Direction: Repeat the lines that follow, leaving nothing out.

[Recorded data]
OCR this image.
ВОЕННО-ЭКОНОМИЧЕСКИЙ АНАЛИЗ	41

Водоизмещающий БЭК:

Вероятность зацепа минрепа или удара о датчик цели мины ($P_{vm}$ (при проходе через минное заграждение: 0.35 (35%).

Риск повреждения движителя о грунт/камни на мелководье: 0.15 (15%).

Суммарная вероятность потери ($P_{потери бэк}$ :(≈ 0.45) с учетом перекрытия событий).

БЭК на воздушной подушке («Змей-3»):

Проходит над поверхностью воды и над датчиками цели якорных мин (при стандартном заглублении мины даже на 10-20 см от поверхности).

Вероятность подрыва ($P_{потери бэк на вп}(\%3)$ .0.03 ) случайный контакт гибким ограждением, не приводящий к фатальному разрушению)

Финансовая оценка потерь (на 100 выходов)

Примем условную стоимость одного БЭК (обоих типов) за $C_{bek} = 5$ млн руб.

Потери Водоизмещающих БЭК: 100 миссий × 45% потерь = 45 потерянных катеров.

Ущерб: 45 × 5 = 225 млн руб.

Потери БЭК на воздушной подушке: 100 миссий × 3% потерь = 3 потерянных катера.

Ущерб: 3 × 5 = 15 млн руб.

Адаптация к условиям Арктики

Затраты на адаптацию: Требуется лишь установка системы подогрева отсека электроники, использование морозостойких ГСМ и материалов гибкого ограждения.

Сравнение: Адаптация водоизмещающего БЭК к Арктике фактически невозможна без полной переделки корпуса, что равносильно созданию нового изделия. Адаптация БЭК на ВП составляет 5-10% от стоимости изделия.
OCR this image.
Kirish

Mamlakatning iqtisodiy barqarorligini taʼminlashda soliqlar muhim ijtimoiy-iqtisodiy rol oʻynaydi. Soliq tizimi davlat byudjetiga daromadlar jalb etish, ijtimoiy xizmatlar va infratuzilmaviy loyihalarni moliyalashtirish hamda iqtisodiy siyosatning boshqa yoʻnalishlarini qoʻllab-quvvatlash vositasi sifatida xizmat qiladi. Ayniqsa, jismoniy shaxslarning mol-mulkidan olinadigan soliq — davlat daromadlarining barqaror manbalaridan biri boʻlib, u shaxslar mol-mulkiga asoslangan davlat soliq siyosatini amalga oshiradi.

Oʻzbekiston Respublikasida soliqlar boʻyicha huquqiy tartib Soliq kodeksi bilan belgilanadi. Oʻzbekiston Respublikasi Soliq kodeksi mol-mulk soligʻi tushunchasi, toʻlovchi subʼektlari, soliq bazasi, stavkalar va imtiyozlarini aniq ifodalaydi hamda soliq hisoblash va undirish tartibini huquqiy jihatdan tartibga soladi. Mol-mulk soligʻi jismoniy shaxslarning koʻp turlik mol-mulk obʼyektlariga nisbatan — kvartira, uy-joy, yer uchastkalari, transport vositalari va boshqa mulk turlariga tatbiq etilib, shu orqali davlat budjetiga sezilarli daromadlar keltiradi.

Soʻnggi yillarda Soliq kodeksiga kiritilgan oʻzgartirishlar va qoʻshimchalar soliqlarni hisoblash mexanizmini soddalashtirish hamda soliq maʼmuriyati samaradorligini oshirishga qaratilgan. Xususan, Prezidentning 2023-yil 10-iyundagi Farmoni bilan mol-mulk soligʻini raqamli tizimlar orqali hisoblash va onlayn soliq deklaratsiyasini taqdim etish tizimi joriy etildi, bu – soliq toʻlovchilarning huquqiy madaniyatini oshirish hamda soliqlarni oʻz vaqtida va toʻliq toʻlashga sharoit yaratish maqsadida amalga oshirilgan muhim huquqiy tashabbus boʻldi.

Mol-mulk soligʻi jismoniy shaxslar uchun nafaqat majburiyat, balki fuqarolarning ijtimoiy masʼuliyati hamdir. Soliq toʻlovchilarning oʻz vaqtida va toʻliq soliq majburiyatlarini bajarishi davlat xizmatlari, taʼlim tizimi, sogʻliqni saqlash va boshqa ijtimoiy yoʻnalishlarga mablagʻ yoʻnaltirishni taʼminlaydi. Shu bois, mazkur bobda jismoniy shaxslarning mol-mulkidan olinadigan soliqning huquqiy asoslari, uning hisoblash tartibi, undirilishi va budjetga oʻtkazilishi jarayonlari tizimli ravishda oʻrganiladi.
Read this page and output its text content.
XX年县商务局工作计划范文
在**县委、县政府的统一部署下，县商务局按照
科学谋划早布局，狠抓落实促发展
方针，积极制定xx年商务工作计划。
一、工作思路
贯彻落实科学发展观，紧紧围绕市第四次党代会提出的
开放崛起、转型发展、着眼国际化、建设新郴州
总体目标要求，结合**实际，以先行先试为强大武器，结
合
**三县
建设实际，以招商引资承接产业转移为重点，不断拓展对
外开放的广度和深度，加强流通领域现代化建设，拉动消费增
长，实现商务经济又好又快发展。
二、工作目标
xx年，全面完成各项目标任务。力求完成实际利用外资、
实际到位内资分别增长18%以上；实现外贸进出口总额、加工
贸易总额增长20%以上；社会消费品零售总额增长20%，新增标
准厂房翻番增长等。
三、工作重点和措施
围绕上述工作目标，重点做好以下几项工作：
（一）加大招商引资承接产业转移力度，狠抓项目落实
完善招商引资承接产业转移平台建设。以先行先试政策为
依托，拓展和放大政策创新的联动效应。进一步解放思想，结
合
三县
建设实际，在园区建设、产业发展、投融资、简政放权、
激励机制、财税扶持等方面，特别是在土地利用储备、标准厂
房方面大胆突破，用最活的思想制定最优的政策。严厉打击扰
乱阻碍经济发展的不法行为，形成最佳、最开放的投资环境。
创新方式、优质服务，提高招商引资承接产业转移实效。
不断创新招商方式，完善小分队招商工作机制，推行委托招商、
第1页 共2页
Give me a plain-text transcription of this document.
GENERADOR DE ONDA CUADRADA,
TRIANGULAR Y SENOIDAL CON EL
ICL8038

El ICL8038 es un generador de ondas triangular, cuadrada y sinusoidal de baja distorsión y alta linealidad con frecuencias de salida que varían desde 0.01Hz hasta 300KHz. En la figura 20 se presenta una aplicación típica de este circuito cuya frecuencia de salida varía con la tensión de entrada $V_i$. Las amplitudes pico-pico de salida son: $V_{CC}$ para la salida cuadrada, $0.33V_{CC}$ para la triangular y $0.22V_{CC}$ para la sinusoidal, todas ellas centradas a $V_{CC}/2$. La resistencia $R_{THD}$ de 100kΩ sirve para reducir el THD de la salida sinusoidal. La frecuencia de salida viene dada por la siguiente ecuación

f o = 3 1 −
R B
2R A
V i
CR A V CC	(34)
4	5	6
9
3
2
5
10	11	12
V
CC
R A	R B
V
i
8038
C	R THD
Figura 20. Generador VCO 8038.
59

Correct result:
OCR this image.
ВОЕННО-ЭКОНОМИЧЕСКИЙ АНАЛИЗ	41

Водоизмещающий БЭК:

Вероятность зацепа минрепа или удара о датчик цели мины ($P_{vm}$ (при проходе через минное заграждение: 0.35 (35%).

Риск повреждения движителя о грунт/камни на мелководье: 0.15 (15%).

Суммарная вероятность потери ($P_{потери бэк}$ :(≈ 0.45) с учетом перекрытия событий).

БЭК на воздушной подушке («Змей-3»):

Проходит над поверхностью воды и над датчиками цели якорных мин (при стандартном заглублении мины даже на 10-20 см от поверхности).

Вероятность подрыва ($P_{потери бэк на вп}(\%3)$ .0.03 ) случайный контакт гибким ограждением, не приводящий к фатальному разрушению)

Финансовая оценка потерь (на 100 выходов)

Примем условную стоимость одного БЭК (обоих типов) за $C_{bek} = 5$ млн руб.

Потери Водоизмещающих БЭК: 100 миссий × 45% потерь = 45 потерянных катеров.

Ущерб: 45 × 5 = 225 млн руб.

Потери БЭК на воздушной подушке: 100 миссий × 3% потерь = 3 потерянных катера.

Ущерб: 3 × 5 = 15 млн руб.

Адаптация к условиям Арктики

Затраты на адаптацию: Требуется лишь установка системы подогрева отсека электроники, использование морозостойких ГСМ и материалов гибкого ограждения.

Сравнение: Адаптация водоизмещающего БЭК к Арктике фактически невозможна без полной переделки корпуса, что равносильно созданию нового изделия. Адаптация БЭК на ВП составляет 5-10% от стоимости изделия.
OCR this image.
Kirish

Mamlakatning iqtisodiy barqarorligini taʼminlashda soliqlar muhim ijtimoiy-iqtisodiy rol oʻynaydi. Soliq tizimi davlat byudjetiga daromadlar jalb etish, ijtimoiy xizmatlar va infratuzilmaviy loyihalarni moliyalashtirish hamda iqtisodiy siyosatning boshqa yoʻnalishlarini qoʻllab-quvvatlash vositasi sifatida xizmat qiladi. Ayniqsa, jismoniy shaxslarning mol-mulkidan olinadigan soliq — davlat daromadlarining barqaror manbalaridan biri boʻlib, u shaxslar mol-mulkiga asoslangan davlat soliq siyosatini amalga oshiradi.

Oʻzbekiston Respublikasida soliqlar boʻyicha huquqiy tartib Soliq kodeksi bilan belgilanadi. Oʻzbekiston Respublikasi Soliq kodeksi mol-mulk soligʻi tushunchasi, toʻlovchi subʼektlari, soliq bazasi, stavkalar va imtiyozlarini aniq ifodalaydi hamda soliq hisoblash va undirish tartibini huquqiy jihatdan tartibga soladi. Mol-mulk soligʻi jismoniy shaxslarning koʻp turlik mol-mulk obʼyektlariga nisbatan — kvartira, uy-joy, yer uchastkalari, transport vositalari va boshqa mulk turlariga tatbiq etilib, shu orqali davlat budjetiga sezilarli daromadlar keltiradi.

Soʻnggi yillarda Soliq kodeksiga kiritilgan oʻzgartirishlar va qoʻshimchalar soliqlarni hisoblash mexanizmini soddalashtirish hamda soliq maʼmuriyati samaradorligini oshirishga qaratilgan. Xususan, Prezidentning 2023-yil 10-iyundagi Farmoni bilan mol-mulk soligʻini raqamli tizimlar orqali hisoblash va onlayn soliq deklaratsiyasini taqdim etish tizimi joriy etildi, bu – soliq toʻlovchilarning huquqiy madaniyatini oshirish hamda soliqlarni oʻz vaqtida va toʻliq toʻlashga sharoit yaratish maqsadida amalga oshirilgan muhim huquqiy tashabbus boʻldi.

Mol-mulk soligʻi jismoniy shaxslar uchun nafaqat majburiyat, balki fuqarolarning ijtimoiy masʼuliyati hamdir. Soliq toʻlovchilarning oʻz vaqtida va toʻliq soliq majburiyatlarini bajarishi davlat xizmatlari, taʼlim tizimi, sogʻliqni saqlash va boshqa ijtimoiy yoʻnalishlarga mablagʻ yoʻnaltirishni taʼminlaydi. Shu bois, mazkur bobda jismoniy shaxslarning mol-mulkidan olinadigan soliqning huquqiy asoslari, uning hisoblash tartibi, undirilishi va budjetga oʻtkazilishi jarayonlari tizimli ravishda oʻrganiladi.
Read this page and output its text content.
XX年县商务局工作计划范文
在**县委、县政府的统一部署下，县商务局按照
科学谋划早布局，狠抓落实促发展
方针，积极制定xx年商务工作计划。
一、工作思路
贯彻落实科学发展观，紧紧围绕市第四次党代会提出的
开放崛起、转型发展、着眼国际化、建设新郴州
总体目标要求，结合**实际，以先行先试为强大武器，结
合
**三县
建设实际，以招商引资承接产业转移为重点，不断拓展对
外开放的广度和深度，加强流通领域现代化建设，拉动消费增
长，实现商务经济又好又快发展。
二、工作目标
xx年，全面完成各项目标任务。力求完成实际利用外资、
实际到位内资分别增长18%以上；实现外贸进出口总额、加工
贸易总额增长20%以上；社会消费品零售总额增长20%，新增标
准厂房翻番增长等。
三、工作重点和措施
围绕上述工作目标，重点做好以下几项工作：
（一）加大招商引资承接产业转移力度，狠抓项目落实
完善招商引资承接产业转移平台建设。以先行先试政策为
依托，拓展和放大政策创新的联动效应。进一步解放思想，结
合
三县
建设实际，在园区建设、产业发展、投融资、简政放权、
激励机制、财税扶持等方面，特别是在土地利用储备、标准厂
房方面大胆突破，用最活的思想制定最优的政策。严厉打击扰
乱阻碍经济发展的不法行为，形成最佳、最开放的投资环境。
创新方式、优质服务，提高招商引资承接产业转移实效。
不断创新招商方式，完善小分队招商工作机制，推行委托招商、
第1页 共2页
Give me a plain-text transcription of this document.
GENERADOR DE ONDA CUADRADA,
TRIANGULAR Y SENOIDAL CON EL
ICL8038

El ICL8038 es un generador de ondas triangular, cuadrada y sinusoidal de baja distorsión y alta linealidad con frecuencias de salida que varían desde 0.01Hz hasta 300KHz. En la figura 20 se presenta una aplicación típica de este circuito cuya frecuencia de salida varía con la tensión de entrada $V_i$. Las amplitudes pico-pico de salida son: $V_{CC}$ para la salida cuadrada, $0.33V_{CC}$ para la triangular y $0.22V_{CC}$ para la sinusoidal, todas ellas centradas a $V_{CC}/2$. La resistencia $R_{THD}$ de 100kΩ sirve para reducir el THD de la salida sinusoidal. La frecuencia de salida viene dada por la siguiente ecuación

f o = 3 1 −
R B
2R A
V i
CR A V CC	(34)
4	5	6
9
3
2
5
10	11	12
V
CC
R A	R B
V
i
8038
C	R THD
Figura 20. Generador VCO 8038.
59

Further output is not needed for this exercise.